### Task to carry out
State how many lines of the entries hold the string "Throw". Reply with the number alone.

(Data entries)
—————
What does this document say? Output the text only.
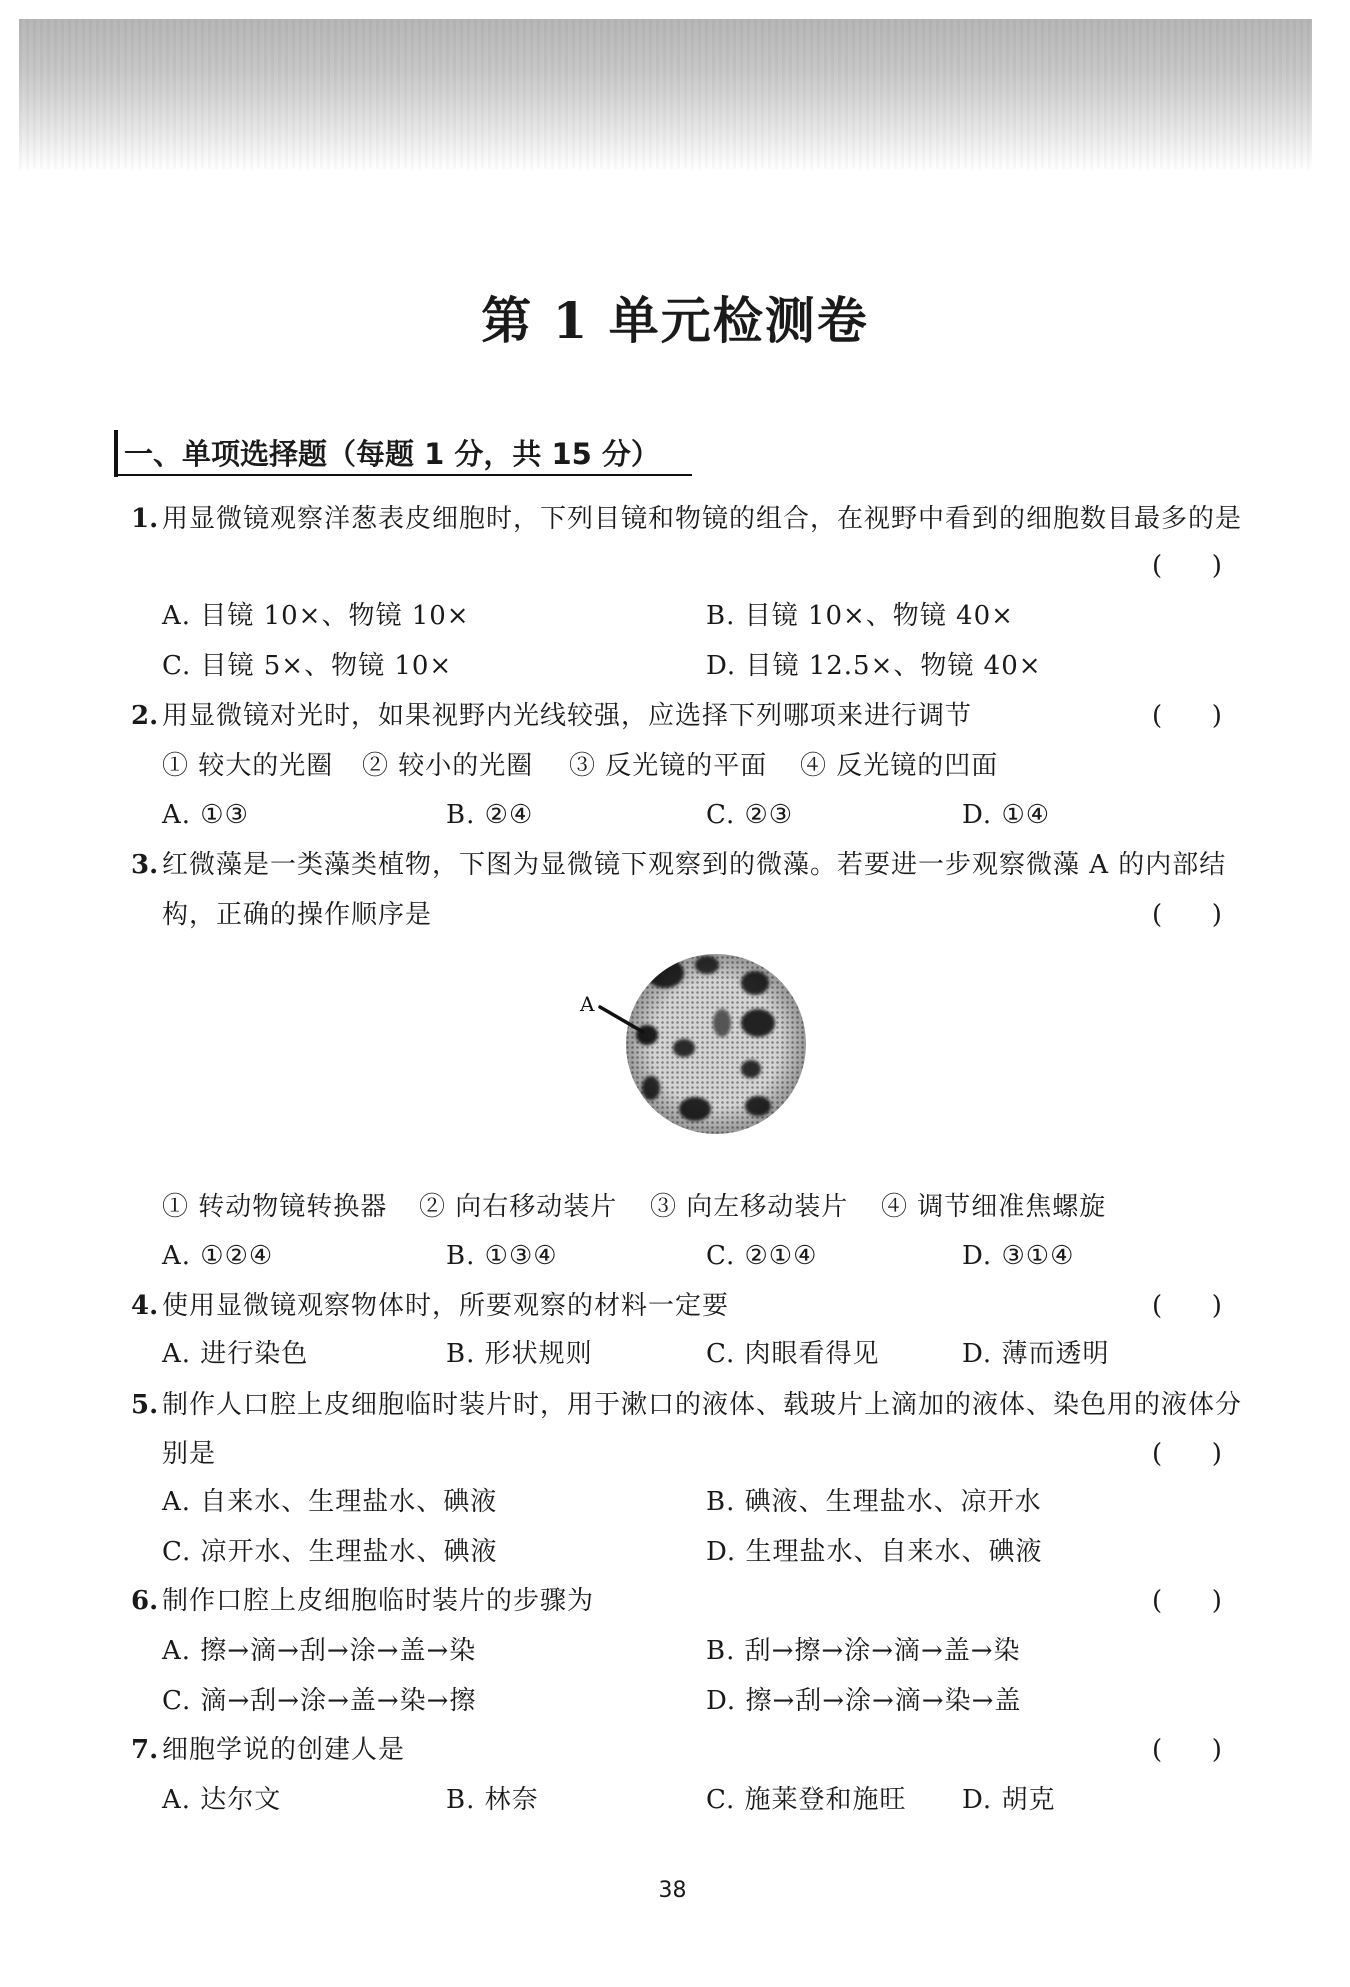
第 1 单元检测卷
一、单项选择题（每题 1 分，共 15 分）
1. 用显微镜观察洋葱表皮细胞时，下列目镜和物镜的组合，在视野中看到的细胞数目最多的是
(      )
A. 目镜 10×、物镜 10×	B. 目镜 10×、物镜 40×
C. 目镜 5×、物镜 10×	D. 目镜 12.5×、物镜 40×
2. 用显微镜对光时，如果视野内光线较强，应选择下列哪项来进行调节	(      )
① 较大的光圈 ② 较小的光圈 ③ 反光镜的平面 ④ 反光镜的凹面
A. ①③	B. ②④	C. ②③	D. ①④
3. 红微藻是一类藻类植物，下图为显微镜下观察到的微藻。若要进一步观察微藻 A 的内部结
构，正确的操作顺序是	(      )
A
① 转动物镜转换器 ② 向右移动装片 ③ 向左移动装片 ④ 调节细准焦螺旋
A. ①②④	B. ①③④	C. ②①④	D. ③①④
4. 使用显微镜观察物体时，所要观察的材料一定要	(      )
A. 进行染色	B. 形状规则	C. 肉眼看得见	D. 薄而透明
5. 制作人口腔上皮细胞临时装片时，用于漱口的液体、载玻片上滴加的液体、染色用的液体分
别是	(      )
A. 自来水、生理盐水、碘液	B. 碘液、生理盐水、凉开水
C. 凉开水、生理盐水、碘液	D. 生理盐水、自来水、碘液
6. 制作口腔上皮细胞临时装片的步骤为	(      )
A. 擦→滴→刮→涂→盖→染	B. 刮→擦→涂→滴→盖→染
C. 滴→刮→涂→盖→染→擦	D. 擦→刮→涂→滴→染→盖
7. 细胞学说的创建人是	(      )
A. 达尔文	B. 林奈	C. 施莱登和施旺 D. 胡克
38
—————
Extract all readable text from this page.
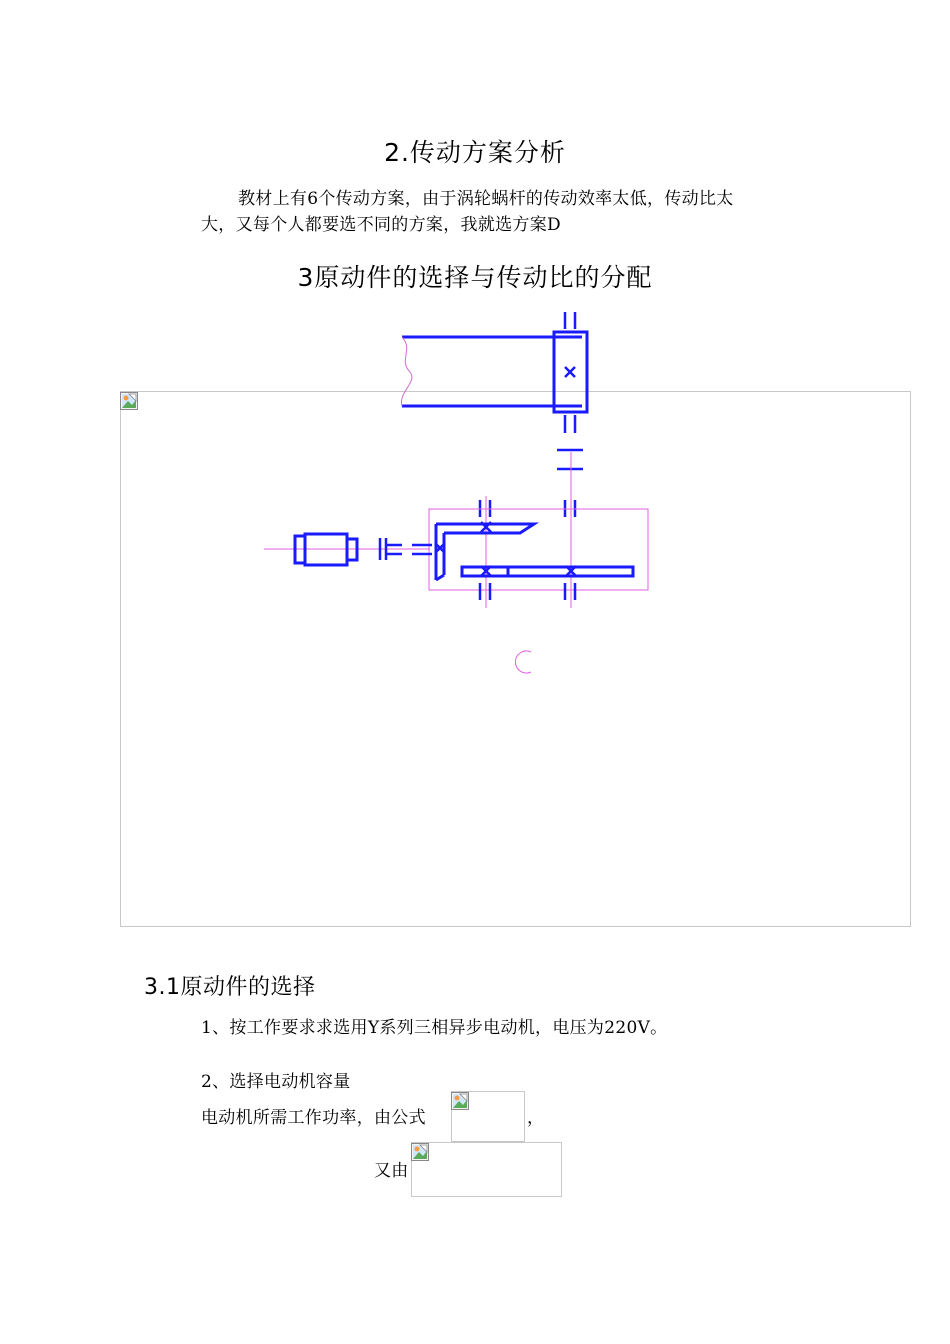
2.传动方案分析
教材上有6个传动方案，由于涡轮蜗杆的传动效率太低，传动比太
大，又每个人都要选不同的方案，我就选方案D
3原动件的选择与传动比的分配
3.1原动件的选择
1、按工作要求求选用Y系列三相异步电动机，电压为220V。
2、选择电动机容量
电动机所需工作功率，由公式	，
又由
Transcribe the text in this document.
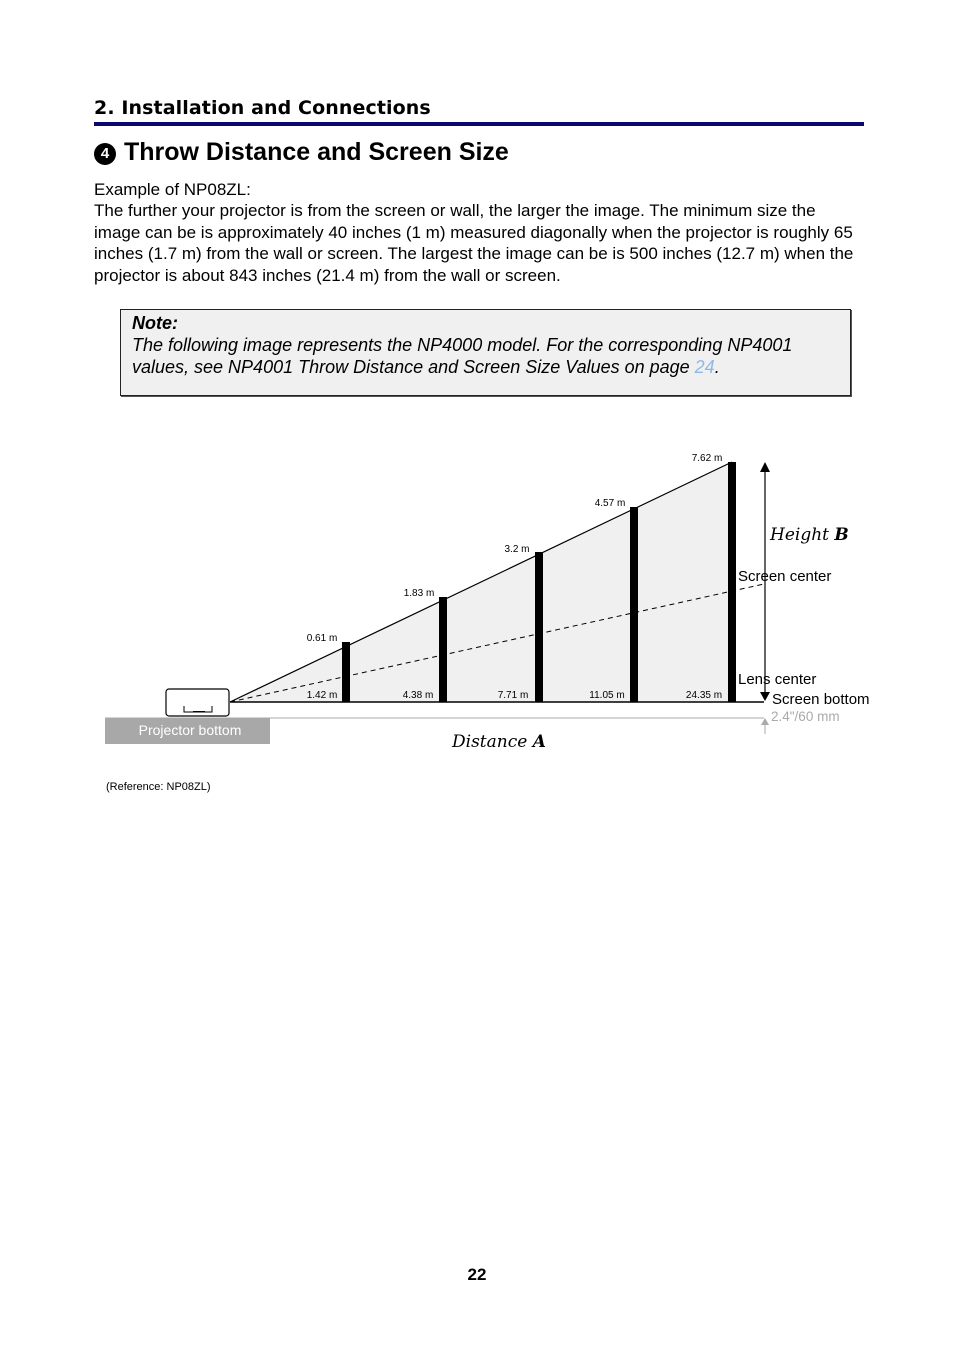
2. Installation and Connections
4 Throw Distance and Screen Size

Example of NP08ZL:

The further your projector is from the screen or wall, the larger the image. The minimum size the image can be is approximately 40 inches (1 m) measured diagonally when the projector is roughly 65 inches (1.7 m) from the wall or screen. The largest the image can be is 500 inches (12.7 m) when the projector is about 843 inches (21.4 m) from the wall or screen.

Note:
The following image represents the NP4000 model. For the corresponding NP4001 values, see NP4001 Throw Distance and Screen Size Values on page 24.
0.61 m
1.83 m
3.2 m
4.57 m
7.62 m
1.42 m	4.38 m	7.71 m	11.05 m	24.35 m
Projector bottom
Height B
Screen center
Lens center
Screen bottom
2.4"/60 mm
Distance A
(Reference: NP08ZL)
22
—————
### Task output
2